Data listing:
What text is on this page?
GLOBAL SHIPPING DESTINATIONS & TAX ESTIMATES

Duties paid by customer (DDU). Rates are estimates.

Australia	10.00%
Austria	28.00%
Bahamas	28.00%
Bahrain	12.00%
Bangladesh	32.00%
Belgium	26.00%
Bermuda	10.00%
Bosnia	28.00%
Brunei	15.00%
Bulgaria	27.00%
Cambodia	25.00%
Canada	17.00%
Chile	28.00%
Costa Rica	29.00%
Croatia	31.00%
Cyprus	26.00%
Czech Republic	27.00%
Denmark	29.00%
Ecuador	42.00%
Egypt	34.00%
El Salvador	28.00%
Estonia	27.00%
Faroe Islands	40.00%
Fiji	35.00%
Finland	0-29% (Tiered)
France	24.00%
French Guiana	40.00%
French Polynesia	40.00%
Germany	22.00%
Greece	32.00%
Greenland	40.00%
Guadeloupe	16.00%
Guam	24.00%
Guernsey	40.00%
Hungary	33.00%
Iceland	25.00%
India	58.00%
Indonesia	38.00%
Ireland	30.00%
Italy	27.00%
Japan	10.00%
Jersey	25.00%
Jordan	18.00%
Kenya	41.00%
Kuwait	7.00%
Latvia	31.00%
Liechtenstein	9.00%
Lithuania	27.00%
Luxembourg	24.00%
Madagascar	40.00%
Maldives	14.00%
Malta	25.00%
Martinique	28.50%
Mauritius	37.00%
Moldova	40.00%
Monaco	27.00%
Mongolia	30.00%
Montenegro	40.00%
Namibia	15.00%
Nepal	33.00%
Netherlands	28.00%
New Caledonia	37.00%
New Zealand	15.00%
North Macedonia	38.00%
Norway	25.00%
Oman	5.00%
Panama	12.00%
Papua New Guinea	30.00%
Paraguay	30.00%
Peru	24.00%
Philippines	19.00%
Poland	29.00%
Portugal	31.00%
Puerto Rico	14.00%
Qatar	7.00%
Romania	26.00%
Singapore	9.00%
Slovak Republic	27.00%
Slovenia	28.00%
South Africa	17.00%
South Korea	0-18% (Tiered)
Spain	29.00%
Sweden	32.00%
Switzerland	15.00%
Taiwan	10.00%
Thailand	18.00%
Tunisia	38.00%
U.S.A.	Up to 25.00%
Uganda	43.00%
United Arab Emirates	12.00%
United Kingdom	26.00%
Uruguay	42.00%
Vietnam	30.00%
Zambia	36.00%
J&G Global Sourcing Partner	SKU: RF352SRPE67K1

WHAT YOU NEED TO DO ▸
All of the material above needs to be retyped word for word.

FULL ANSWER ▸
What text is on this page?
GLOBAL SHIPPING DESTINATIONS & TAX ESTIMATES

Duties paid by customer (DDU). Rates are estimates.

Australia	10.00%
Austria	28.00%
Bahamas	28.00%
Bahrain	12.00%
Bangladesh	32.00%
Belgium	26.00%
Bermuda	10.00%
Bosnia	28.00%
Brunei	15.00%
Bulgaria	27.00%
Cambodia	25.00%
Canada	17.00%
Chile	28.00%
Costa Rica	29.00%
Croatia	31.00%
Cyprus	26.00%
Czech Republic	27.00%
Denmark	29.00%
Ecuador	42.00%
Egypt	34.00%
El Salvador	28.00%
Estonia	27.00%
Faroe Islands	40.00%
Fiji	35.00%
Finland	0-29% (Tiered)
France	24.00%
French Guiana	40.00%
French Polynesia	40.00%
Germany	22.00%
Greece	32.00%
Greenland	40.00%
Guadeloupe	16.00%
Guam	24.00%
Guernsey	40.00%
Hungary	33.00%
Iceland	25.00%
India	58.00%
Indonesia	38.00%
Ireland	30.00%
Italy	27.00%
Japan	10.00%
Jersey	25.00%
Jordan	18.00%
Kenya	41.00%
Kuwait	7.00%
Latvia	31.00%
Liechtenstein	9.00%
Lithuania	27.00%
Luxembourg	24.00%
Madagascar	40.00%
Maldives	14.00%
Malta	25.00%
Martinique	28.50%
Mauritius	37.00%
Moldova	40.00%
Monaco	27.00%
Mongolia	30.00%
Montenegro	40.00%
Namibia	15.00%
Nepal	33.00%
Netherlands	28.00%
New Caledonia	37.00%
New Zealand	15.00%
North Macedonia	38.00%
Norway	25.00%
Oman	5.00%
Panama	12.00%
Papua New Guinea	30.00%
Paraguay	30.00%
Peru	24.00%
Philippines	19.00%
Poland	29.00%
Portugal	31.00%
Puerto Rico	14.00%
Qatar	7.00%
Romania	26.00%
Singapore	9.00%
Slovak Republic	27.00%
Slovenia	28.00%
South Africa	17.00%
South Korea	0-18% (Tiered)
Spain	29.00%
Sweden	32.00%
Switzerland	15.00%
Taiwan	10.00%
Thailand	18.00%
Tunisia	38.00%
U.S.A.	Up to 25.00%
Uganda	43.00%
United Arab Emirates	12.00%
United Kingdom	26.00%
Uruguay	42.00%
Vietnam	30.00%
Zambia	36.00%
J&G Global Sourcing Partner	SKU: RF352SRPE67K1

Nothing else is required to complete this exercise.